Go through the data and copy each line where the string "families" appears.

::: Data provided :::

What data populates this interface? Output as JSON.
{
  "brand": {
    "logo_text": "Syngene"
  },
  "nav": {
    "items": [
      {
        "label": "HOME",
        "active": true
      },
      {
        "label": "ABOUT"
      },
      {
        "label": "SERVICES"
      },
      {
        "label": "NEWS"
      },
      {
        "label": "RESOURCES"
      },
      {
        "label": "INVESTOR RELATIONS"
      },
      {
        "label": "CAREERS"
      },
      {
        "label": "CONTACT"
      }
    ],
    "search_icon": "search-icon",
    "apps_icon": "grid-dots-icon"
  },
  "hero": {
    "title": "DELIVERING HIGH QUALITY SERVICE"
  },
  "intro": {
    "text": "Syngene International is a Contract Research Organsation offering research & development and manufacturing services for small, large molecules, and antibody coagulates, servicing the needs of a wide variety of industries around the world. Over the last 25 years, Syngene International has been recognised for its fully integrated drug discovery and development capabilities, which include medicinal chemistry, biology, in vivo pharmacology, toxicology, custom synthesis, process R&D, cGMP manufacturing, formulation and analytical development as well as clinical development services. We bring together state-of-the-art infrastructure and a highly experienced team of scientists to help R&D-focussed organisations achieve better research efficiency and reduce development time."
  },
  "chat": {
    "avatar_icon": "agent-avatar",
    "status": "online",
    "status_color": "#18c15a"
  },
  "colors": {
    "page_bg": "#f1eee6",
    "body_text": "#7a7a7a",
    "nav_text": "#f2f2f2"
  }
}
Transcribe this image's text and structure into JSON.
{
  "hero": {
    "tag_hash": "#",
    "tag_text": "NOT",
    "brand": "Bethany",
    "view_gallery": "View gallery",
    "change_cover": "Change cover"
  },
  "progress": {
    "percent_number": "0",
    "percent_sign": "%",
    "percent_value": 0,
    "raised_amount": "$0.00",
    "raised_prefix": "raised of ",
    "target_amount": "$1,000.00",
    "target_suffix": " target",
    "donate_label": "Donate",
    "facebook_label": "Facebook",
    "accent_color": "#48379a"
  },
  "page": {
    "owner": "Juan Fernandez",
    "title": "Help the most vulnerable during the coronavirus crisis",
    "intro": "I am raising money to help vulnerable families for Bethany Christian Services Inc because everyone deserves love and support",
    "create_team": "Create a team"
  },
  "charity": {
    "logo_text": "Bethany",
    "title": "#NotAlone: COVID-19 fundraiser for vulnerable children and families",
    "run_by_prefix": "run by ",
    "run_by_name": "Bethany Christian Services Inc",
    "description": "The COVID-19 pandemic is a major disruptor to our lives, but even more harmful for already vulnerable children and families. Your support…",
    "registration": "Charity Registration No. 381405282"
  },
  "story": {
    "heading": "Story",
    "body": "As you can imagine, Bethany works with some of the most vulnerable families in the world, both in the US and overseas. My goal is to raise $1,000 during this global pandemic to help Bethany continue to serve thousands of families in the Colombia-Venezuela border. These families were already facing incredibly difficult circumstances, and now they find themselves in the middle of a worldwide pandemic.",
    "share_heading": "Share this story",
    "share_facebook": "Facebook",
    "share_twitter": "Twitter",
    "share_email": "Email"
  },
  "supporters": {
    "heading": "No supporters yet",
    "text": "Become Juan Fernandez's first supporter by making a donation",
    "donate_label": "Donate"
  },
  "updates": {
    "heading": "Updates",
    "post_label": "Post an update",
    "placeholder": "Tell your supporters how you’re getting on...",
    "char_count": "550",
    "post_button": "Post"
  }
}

:::

Answer space:
    "intro": "I am raising money to help vulnerable families for Bethany Christian Services Inc because everyone deserves love and support",
    "title": "#NotAlone: COVID-19 fundraiser for vulnerable children and families",
    "description": "The COVID-19 pandemic is a major disruptor to our lives, but even more harmful for already vulnerable children and families. Your support…",
    "body": "As you can imagine, Bethany works with some of the most vulnerable families in the world, both in the US and overseas. My goal is to raise $1,000 during this global pandemic to help Bethany continue to serve thousands of families in the Colombia-Venezuela border. These families were already facing incredibly difficult circumstances, and now they find themselves in the middle of a worldwide pandemic.",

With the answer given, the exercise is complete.